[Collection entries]
▬▬▬

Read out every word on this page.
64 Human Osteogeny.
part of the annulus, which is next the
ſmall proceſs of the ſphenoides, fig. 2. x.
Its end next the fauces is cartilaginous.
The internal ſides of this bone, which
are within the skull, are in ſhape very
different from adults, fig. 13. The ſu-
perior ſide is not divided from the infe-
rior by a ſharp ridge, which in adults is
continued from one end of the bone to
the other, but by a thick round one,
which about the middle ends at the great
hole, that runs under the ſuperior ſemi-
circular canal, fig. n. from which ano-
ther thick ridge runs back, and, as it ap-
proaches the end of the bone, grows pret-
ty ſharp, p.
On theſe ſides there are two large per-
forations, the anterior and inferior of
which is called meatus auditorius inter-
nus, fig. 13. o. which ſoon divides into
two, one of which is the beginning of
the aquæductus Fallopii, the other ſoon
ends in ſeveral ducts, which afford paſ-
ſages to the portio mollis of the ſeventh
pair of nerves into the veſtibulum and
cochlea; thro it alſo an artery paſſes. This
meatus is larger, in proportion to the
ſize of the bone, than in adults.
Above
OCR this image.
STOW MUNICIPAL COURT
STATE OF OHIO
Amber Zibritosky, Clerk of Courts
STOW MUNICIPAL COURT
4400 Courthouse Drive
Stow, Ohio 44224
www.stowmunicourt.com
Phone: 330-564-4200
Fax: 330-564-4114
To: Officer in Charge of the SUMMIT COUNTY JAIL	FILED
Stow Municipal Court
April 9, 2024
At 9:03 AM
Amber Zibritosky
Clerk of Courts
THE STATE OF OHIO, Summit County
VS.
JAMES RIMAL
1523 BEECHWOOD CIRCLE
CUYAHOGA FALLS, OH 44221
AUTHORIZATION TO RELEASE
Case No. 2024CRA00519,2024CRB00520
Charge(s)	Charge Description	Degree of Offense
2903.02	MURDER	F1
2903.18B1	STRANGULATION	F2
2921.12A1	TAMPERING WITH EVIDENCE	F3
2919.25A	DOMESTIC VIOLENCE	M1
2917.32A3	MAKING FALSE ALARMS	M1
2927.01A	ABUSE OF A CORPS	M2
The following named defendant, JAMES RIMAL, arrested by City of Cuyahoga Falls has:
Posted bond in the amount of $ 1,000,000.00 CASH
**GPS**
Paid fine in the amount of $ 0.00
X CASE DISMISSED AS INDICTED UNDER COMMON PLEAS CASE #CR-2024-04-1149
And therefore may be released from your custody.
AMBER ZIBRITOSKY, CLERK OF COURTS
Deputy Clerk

▬▬▬

**EXERCISE DETAILS:**
Which lines contain "STATE"? Copy each of them.

**SOLUTION:**
STATE OF OHIO
THE STATE OF OHIO, Summit County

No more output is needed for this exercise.